## WHAT IS BEING ASKED
In the entries below, count every line with the string "left". State the count and nothing else.

## RECORDS FOR THE TASK
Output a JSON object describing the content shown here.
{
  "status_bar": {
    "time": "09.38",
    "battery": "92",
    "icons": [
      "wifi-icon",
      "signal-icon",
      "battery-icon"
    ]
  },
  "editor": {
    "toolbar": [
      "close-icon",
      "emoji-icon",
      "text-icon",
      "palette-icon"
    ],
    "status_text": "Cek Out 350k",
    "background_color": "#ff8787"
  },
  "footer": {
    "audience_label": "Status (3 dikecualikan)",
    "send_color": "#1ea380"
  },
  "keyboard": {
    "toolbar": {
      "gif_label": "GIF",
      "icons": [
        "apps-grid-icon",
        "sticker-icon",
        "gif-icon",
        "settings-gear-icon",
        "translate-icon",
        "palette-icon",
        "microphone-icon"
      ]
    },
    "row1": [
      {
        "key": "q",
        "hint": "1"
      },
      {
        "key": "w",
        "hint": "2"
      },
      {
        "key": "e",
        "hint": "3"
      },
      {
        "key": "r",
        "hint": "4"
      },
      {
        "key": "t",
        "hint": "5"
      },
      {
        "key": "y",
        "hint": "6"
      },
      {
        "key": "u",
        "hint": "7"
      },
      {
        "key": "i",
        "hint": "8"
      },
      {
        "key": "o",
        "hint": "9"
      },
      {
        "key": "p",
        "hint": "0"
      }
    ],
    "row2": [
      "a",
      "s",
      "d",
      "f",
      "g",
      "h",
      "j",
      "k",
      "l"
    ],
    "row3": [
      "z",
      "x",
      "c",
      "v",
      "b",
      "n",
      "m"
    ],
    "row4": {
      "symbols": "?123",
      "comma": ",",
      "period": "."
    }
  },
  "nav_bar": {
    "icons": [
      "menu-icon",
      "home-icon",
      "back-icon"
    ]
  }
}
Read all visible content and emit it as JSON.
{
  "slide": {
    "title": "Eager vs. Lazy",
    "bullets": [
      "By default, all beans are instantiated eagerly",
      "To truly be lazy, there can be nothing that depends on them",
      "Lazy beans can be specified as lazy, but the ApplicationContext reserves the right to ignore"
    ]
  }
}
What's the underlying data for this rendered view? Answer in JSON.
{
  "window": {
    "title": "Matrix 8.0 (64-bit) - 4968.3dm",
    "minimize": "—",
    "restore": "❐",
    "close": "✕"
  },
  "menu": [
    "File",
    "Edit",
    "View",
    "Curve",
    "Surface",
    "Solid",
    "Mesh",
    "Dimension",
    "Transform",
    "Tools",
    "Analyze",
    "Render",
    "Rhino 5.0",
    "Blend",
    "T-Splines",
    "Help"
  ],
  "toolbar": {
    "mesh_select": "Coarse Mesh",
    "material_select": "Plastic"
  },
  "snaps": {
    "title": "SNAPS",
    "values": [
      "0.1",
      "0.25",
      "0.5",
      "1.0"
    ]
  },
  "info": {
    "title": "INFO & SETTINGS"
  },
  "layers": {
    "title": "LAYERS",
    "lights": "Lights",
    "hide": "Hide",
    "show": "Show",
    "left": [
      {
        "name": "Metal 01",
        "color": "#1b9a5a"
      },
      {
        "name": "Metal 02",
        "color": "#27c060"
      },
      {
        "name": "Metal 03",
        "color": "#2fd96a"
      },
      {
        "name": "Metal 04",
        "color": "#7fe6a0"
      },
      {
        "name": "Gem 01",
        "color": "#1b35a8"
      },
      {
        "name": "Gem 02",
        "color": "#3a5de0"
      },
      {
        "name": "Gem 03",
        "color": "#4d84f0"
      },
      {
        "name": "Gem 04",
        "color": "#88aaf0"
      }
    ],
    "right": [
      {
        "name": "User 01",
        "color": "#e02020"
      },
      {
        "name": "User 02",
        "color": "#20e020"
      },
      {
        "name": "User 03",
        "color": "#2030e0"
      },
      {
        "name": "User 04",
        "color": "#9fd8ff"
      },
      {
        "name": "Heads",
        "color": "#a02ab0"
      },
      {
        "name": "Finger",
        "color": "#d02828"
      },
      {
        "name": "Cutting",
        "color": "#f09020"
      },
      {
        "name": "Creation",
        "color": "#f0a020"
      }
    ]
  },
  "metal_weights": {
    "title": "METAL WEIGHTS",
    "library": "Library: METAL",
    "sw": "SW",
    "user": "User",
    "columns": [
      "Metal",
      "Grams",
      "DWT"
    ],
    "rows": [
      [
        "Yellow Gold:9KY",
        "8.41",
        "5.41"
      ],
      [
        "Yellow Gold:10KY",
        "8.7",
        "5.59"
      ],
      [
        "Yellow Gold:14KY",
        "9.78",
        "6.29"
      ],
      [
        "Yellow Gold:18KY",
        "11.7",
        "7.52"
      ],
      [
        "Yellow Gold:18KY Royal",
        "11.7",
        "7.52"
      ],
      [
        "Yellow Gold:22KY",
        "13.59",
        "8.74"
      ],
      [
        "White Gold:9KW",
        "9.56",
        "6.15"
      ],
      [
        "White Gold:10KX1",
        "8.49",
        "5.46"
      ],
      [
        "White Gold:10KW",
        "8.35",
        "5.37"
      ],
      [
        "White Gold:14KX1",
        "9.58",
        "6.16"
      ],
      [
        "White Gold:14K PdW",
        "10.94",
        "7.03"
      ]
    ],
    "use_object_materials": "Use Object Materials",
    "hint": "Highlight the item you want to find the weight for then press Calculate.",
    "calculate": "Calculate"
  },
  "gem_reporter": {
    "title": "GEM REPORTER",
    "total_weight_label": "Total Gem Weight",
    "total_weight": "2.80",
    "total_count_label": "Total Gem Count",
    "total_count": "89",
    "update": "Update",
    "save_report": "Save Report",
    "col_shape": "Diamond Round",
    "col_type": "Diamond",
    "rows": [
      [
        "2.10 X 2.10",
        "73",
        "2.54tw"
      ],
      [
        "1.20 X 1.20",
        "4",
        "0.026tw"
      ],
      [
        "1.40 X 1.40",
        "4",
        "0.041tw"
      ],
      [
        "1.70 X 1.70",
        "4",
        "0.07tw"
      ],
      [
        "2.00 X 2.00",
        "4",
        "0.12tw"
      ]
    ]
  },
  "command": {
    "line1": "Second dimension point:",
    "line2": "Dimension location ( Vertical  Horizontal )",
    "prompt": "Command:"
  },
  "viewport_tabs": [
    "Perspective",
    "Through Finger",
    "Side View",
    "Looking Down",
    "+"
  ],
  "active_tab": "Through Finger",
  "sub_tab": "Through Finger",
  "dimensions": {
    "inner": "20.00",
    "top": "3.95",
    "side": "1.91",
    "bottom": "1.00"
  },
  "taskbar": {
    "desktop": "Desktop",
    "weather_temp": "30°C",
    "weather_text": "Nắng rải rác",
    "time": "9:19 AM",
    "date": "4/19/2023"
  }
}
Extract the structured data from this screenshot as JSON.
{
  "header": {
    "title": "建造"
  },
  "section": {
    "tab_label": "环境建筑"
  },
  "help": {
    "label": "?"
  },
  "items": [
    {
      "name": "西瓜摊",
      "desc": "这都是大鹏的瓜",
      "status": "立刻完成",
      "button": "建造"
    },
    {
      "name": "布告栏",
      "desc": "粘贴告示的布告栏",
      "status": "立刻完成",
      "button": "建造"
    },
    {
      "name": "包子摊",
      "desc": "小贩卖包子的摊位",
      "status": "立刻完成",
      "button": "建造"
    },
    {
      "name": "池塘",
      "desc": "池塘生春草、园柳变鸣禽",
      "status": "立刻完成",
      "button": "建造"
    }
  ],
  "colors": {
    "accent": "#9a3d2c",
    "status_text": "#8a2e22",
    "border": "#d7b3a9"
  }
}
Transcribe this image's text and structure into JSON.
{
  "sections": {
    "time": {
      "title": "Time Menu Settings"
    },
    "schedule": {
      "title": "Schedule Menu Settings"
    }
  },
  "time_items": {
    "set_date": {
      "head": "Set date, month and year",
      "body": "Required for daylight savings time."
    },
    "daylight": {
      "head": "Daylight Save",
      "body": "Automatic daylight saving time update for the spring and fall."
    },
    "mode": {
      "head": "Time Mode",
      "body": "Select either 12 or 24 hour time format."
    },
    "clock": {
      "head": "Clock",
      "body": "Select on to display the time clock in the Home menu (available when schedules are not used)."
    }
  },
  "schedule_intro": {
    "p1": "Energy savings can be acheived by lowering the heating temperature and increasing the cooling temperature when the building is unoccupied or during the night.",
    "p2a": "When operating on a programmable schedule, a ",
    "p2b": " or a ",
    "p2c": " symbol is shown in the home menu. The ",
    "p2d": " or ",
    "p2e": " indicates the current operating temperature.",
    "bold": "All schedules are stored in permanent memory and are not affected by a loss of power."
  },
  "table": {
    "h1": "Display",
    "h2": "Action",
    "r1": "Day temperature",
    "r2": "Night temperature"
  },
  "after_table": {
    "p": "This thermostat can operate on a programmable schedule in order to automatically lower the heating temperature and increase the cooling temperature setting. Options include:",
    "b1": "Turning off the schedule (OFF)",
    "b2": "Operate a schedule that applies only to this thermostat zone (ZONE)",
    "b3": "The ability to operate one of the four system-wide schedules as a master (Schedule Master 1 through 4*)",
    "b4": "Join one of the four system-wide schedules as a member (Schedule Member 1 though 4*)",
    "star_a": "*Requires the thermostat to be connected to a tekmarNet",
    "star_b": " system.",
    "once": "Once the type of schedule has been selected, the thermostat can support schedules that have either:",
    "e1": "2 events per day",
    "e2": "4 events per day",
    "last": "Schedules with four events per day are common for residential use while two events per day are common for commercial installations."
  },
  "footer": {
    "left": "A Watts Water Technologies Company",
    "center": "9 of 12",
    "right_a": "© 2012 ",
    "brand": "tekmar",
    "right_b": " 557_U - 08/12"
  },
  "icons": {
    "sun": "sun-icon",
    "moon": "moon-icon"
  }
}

## SOLVED PROBLEM
2